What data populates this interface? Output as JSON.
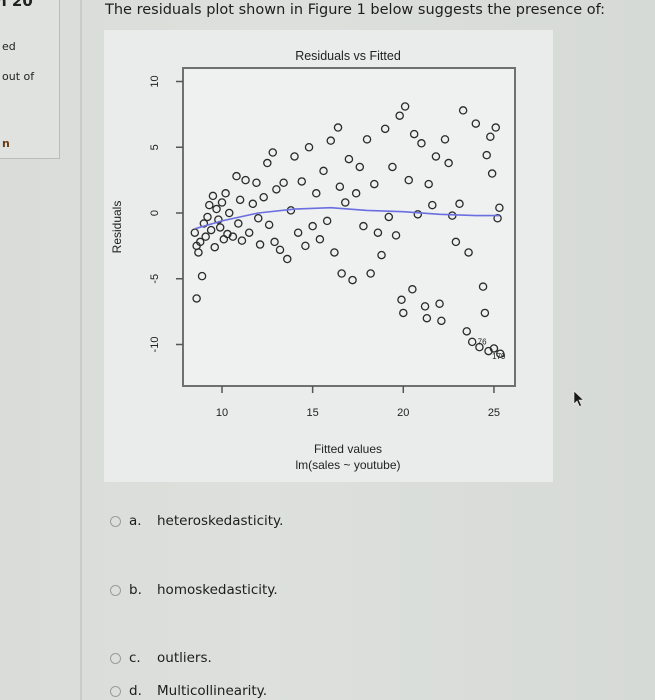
{
  "sidebar": {
    "question_number_fragment": "n 20",
    "status_fragment": "ed",
    "marks_fragment": "out of",
    "flag_fragment": "n"
  },
  "question": {
    "prompt": "The residuals plot shown in Figure 1 below suggests the presence of:"
  },
  "figure": {
    "title": "Residuals vs Fitted",
    "xlabel": "Fitted values",
    "sublabel": "lm(sales ~ youtube)",
    "ylabel": "Residuals"
  },
  "options": [
    {
      "letter": "a.",
      "text": "heteroskedasticity."
    },
    {
      "letter": "b.",
      "text": "homoskedasticity."
    },
    {
      "letter": "c.",
      "text": "outliers."
    },
    {
      "letter": "d.",
      "text": "Multicollinearity."
    }
  ],
  "chart_data": {
    "type": "scatter",
    "title": "Residuals vs Fitted",
    "xlabel": "Fitted values",
    "subtitle": "lm(sales ~ youtube)",
    "ylabel": "Residuals",
    "xlim": [
      8,
      26
    ],
    "ylim": [
      -12,
      11
    ],
    "xticks": [
      10,
      15,
      20,
      25
    ],
    "yticks": [
      -10,
      -5,
      0,
      5,
      10
    ],
    "grid": false,
    "smoother_color": "#6b6ee0",
    "smoother": [
      [
        8.5,
        -1.2
      ],
      [
        10,
        -0.6
      ],
      [
        12,
        0.0
      ],
      [
        14,
        0.3
      ],
      [
        16,
        0.4
      ],
      [
        18,
        0.2
      ],
      [
        20,
        0.1
      ],
      [
        22,
        -0.1
      ],
      [
        24,
        -0.2
      ],
      [
        25.3,
        -0.2
      ]
    ],
    "point_labels": [
      "76",
      "179"
    ],
    "points": [
      [
        8.5,
        -1.5
      ],
      [
        8.6,
        -2.5
      ],
      [
        8.7,
        -3.0
      ],
      [
        8.8,
        -2.2
      ],
      [
        8.6,
        -6.5
      ],
      [
        8.9,
        -4.8
      ],
      [
        9.0,
        -0.8
      ],
      [
        9.1,
        -1.8
      ],
      [
        9.2,
        -0.3
      ],
      [
        9.3,
        0.6
      ],
      [
        9.4,
        -1.3
      ],
      [
        9.5,
        1.3
      ],
      [
        9.6,
        -2.6
      ],
      [
        9.7,
        0.3
      ],
      [
        9.8,
        -0.5
      ],
      [
        9.9,
        -1.1
      ],
      [
        10.0,
        0.8
      ],
      [
        10.1,
        -2.0
      ],
      [
        10.2,
        1.5
      ],
      [
        10.3,
        -1.6
      ],
      [
        10.4,
        0.0
      ],
      [
        10.6,
        -1.8
      ],
      [
        10.8,
        2.8
      ],
      [
        10.9,
        -0.8
      ],
      [
        11.0,
        1.0
      ],
      [
        11.1,
        -2.1
      ],
      [
        11.3,
        2.5
      ],
      [
        11.5,
        -1.5
      ],
      [
        11.7,
        0.7
      ],
      [
        11.9,
        2.3
      ],
      [
        12.0,
        -0.4
      ],
      [
        12.1,
        -2.4
      ],
      [
        12.3,
        1.2
      ],
      [
        12.5,
        3.8
      ],
      [
        12.6,
        -0.9
      ],
      [
        12.8,
        4.6
      ],
      [
        12.9,
        -2.2
      ],
      [
        13.0,
        1.8
      ],
      [
        13.2,
        -2.8
      ],
      [
        13.4,
        2.3
      ],
      [
        13.6,
        -3.5
      ],
      [
        13.8,
        0.2
      ],
      [
        14.0,
        4.3
      ],
      [
        14.2,
        -1.5
      ],
      [
        14.4,
        2.4
      ],
      [
        14.6,
        -2.5
      ],
      [
        14.8,
        5.0
      ],
      [
        15.0,
        -1.0
      ],
      [
        15.2,
        1.5
      ],
      [
        15.4,
        -2.0
      ],
      [
        15.6,
        3.2
      ],
      [
        15.8,
        -0.6
      ],
      [
        16.0,
        5.5
      ],
      [
        16.2,
        -3.0
      ],
      [
        16.4,
        6.5
      ],
      [
        16.5,
        2.0
      ],
      [
        16.6,
        -4.6
      ],
      [
        16.8,
        0.8
      ],
      [
        17.0,
        4.1
      ],
      [
        17.2,
        -5.1
      ],
      [
        17.4,
        1.5
      ],
      [
        17.6,
        3.5
      ],
      [
        17.8,
        -1.0
      ],
      [
        18.0,
        5.6
      ],
      [
        18.2,
        -4.6
      ],
      [
        18.4,
        2.2
      ],
      [
        18.6,
        -1.5
      ],
      [
        18.8,
        -3.2
      ],
      [
        19.0,
        6.4
      ],
      [
        19.2,
        -0.3
      ],
      [
        19.4,
        3.5
      ],
      [
        19.6,
        -1.7
      ],
      [
        19.8,
        7.4
      ],
      [
        19.9,
        -6.6
      ],
      [
        20.0,
        -7.6
      ],
      [
        20.1,
        8.1
      ],
      [
        20.3,
        2.5
      ],
      [
        20.5,
        -5.8
      ],
      [
        20.6,
        6.0
      ],
      [
        20.8,
        -0.1
      ],
      [
        21.0,
        5.3
      ],
      [
        21.2,
        -7.1
      ],
      [
        21.3,
        -8.0
      ],
      [
        21.4,
        2.2
      ],
      [
        21.6,
        0.6
      ],
      [
        21.8,
        4.3
      ],
      [
        22.0,
        -6.9
      ],
      [
        22.1,
        -8.2
      ],
      [
        22.3,
        5.6
      ],
      [
        22.5,
        3.8
      ],
      [
        22.7,
        -0.2
      ],
      [
        22.9,
        -2.2
      ],
      [
        23.1,
        0.7
      ],
      [
        23.3,
        7.8
      ],
      [
        23.5,
        -9.0
      ],
      [
        23.6,
        -3.0
      ],
      [
        23.8,
        -9.8
      ],
      [
        24.0,
        6.8
      ],
      [
        24.2,
        -10.2
      ],
      [
        24.4,
        -5.6
      ],
      [
        24.5,
        -7.6
      ],
      [
        24.6,
        4.4
      ],
      [
        24.7,
        -10.5
      ],
      [
        24.8,
        5.8
      ],
      [
        24.9,
        3.0
      ],
      [
        25.0,
        -10.3
      ],
      [
        25.1,
        6.5
      ],
      [
        25.2,
        -0.4
      ],
      [
        25.3,
        0.4
      ],
      [
        25.35,
        -10.7
      ]
    ]
  }
}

+++

■ Requirements
Omit the pictures, and quote the material above exactly as given.

■ Reply
What data populates this interface? Output as JSON.
{
  "sidebar": {
    "question_number_fragment": "n 20",
    "status_fragment": "ed",
    "marks_fragment": "out of",
    "flag_fragment": "n"
  },
  "question": {
    "prompt": "The residuals plot shown in Figure 1 below suggests the presence of:"
  },
  "figure": {
    "title": "Residuals vs Fitted",
    "xlabel": "Fitted values",
    "sublabel": "lm(sales ~ youtube)",
    "ylabel": "Residuals"
  },
  "options": [
    {
      "letter": "a.",
      "text": "heteroskedasticity."
    },
    {
      "letter": "b.",
      "text": "homoskedasticity."
    },
    {
      "letter": "c.",
      "text": "outliers."
    },
    {
      "letter": "d.",
      "text": "Multicollinearity."
    }
  ],
  "chart_data": {
    "type": "scatter",
    "title": "Residuals vs Fitted",
    "xlabel": "Fitted values",
    "subtitle": "lm(sales ~ youtube)",
    "ylabel": "Residuals",
    "xlim": [
      8,
      26
    ],
    "ylim": [
      -12,
      11
    ],
    "xticks": [
      10,
      15,
      20,
      25
    ],
    "yticks": [
      -10,
      -5,
      0,
      5,
      10
    ],
    "grid": false,
    "smoother_color": "#6b6ee0",
    "smoother": [
      [
        8.5,
        -1.2
      ],
      [
        10,
        -0.6
      ],
      [
        12,
        0.0
      ],
      [
        14,
        0.3
      ],
      [
        16,
        0.4
      ],
      [
        18,
        0.2
      ],
      [
        20,
        0.1
      ],
      [
        22,
        -0.1
      ],
      [
        24,
        -0.2
      ],
      [
        25.3,
        -0.2
      ]
    ],
    "point_labels": [
      "76",
      "179"
    ],
    "points": [
      [
        8.5,
        -1.5
      ],
      [
        8.6,
        -2.5
      ],
      [
        8.7,
        -3.0
      ],
      [
        8.8,
        -2.2
      ],
      [
        8.6,
        -6.5
      ],
      [
        8.9,
        -4.8
      ],
      [
        9.0,
        -0.8
      ],
      [
        9.1,
        -1.8
      ],
      [
        9.2,
        -0.3
      ],
      [
        9.3,
        0.6
      ],
      [
        9.4,
        -1.3
      ],
      [
        9.5,
        1.3
      ],
      [
        9.6,
        -2.6
      ],
      [
        9.7,
        0.3
      ],
      [
        9.8,
        -0.5
      ],
      [
        9.9,
        -1.1
      ],
      [
        10.0,
        0.8
      ],
      [
        10.1,
        -2.0
      ],
      [
        10.2,
        1.5
      ],
      [
        10.3,
        -1.6
      ],
      [
        10.4,
        0.0
      ],
      [
        10.6,
        -1.8
      ],
      [
        10.8,
        2.8
      ],
      [
        10.9,
        -0.8
      ],
      [
        11.0,
        1.0
      ],
      [
        11.1,
        -2.1
      ],
      [
        11.3,
        2.5
      ],
      [
        11.5,
        -1.5
      ],
      [
        11.7,
        0.7
      ],
      [
        11.9,
        2.3
      ],
      [
        12.0,
        -0.4
      ],
      [
        12.1,
        -2.4
      ],
      [
        12.3,
        1.2
      ],
      [
        12.5,
        3.8
      ],
      [
        12.6,
        -0.9
      ],
      [
        12.8,
        4.6
      ],
      [
        12.9,
        -2.2
      ],
      [
        13.0,
        1.8
      ],
      [
        13.2,
        -2.8
      ],
      [
        13.4,
        2.3
      ],
      [
        13.6,
        -3.5
      ],
      [
        13.8,
        0.2
      ],
      [
        14.0,
        4.3
      ],
      [
        14.2,
        -1.5
      ],
      [
        14.4,
        2.4
      ],
      [
        14.6,
        -2.5
      ],
      [
        14.8,
        5.0
      ],
      [
        15.0,
        -1.0
      ],
      [
        15.2,
        1.5
      ],
      [
        15.4,
        -2.0
      ],
      [
        15.6,
        3.2
      ],
      [
        15.8,
        -0.6
      ],
      [
        16.0,
        5.5
      ],
      [
        16.2,
        -3.0
      ],
      [
        16.4,
        6.5
      ],
      [
        16.5,
        2.0
      ],
      [
        16.6,
        -4.6
      ],
      [
        16.8,
        0.8
      ],
      [
        17.0,
        4.1
      ],
      [
        17.2,
        -5.1
      ],
      [
        17.4,
        1.5
      ],
      [
        17.6,
        3.5
      ],
      [
        17.8,
        -1.0
      ],
      [
        18.0,
        5.6
      ],
      [
        18.2,
        -4.6
      ],
      [
        18.4,
        2.2
      ],
      [
        18.6,
        -1.5
      ],
      [
        18.8,
        -3.2
      ],
      [
        19.0,
        6.4
      ],
      [
        19.2,
        -0.3
      ],
      [
        19.4,
        3.5
      ],
      [
        19.6,
        -1.7
      ],
      [
        19.8,
        7.4
      ],
      [
        19.9,
        -6.6
      ],
      [
        20.0,
        -7.6
      ],
      [
        20.1,
        8.1
      ],
      [
        20.3,
        2.5
      ],
      [
        20.5,
        -5.8
      ],
      [
        20.6,
        6.0
      ],
      [
        20.8,
        -0.1
      ],
      [
        21.0,
        5.3
      ],
      [
        21.2,
        -7.1
      ],
      [
        21.3,
        -8.0
      ],
      [
        21.4,
        2.2
      ],
      [
        21.6,
        0.6
      ],
      [
        21.8,
        4.3
      ],
      [
        22.0,
        -6.9
      ],
      [
        22.1,
        -8.2
      ],
      [
        22.3,
        5.6
      ],
      [
        22.5,
        3.8
      ],
      [
        22.7,
        -0.2
      ],
      [
        22.9,
        -2.2
      ],
      [
        23.1,
        0.7
      ],
      [
        23.3,
        7.8
      ],
      [
        23.5,
        -9.0
      ],
      [
        23.6,
        -3.0
      ],
      [
        23.8,
        -9.8
      ],
      [
        24.0,
        6.8
      ],
      [
        24.2,
        -10.2
      ],
      [
        24.4,
        -5.6
      ],
      [
        24.5,
        -7.6
      ],
      [
        24.6,
        4.4
      ],
      [
        24.7,
        -10.5
      ],
      [
        24.8,
        5.8
      ],
      [
        24.9,
        3.0
      ],
      [
        25.0,
        -10.3
      ],
      [
        25.1,
        6.5
      ],
      [
        25.2,
        -0.4
      ],
      [
        25.3,
        0.4
      ],
      [
        25.35,
        -10.7
      ]
    ]
  }
}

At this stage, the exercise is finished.